* THE PROBLEM
Report every line in the listing below where the string "image" shows up.

Data excerpts:
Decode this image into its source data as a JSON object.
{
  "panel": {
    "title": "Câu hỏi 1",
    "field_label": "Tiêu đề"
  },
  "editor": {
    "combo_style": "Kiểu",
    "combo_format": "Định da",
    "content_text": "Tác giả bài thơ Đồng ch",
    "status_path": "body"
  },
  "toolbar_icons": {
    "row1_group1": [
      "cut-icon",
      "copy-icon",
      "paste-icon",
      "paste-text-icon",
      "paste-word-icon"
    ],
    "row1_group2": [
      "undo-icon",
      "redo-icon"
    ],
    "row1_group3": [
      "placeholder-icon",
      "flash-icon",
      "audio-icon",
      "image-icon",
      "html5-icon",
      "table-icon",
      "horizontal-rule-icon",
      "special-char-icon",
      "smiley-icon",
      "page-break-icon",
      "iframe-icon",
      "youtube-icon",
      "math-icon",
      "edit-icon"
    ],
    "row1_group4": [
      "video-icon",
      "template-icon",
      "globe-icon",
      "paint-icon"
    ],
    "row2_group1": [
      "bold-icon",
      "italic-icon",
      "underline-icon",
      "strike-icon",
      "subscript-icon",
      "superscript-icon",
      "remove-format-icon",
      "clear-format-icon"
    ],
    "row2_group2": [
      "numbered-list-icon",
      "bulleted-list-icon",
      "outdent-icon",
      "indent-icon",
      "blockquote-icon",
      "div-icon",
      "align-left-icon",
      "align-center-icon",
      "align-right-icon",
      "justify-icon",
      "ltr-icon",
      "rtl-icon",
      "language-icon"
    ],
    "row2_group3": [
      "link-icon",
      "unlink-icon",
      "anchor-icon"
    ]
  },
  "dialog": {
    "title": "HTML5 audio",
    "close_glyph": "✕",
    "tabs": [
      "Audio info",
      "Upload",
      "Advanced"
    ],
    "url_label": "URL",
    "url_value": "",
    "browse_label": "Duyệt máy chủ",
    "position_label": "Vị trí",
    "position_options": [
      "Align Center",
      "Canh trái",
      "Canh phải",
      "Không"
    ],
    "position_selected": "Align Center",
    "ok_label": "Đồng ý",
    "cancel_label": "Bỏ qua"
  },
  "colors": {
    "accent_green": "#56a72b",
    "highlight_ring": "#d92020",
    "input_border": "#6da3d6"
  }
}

* SOLUTION
Decode this image into its source data as a JSON object.
      "image-icon",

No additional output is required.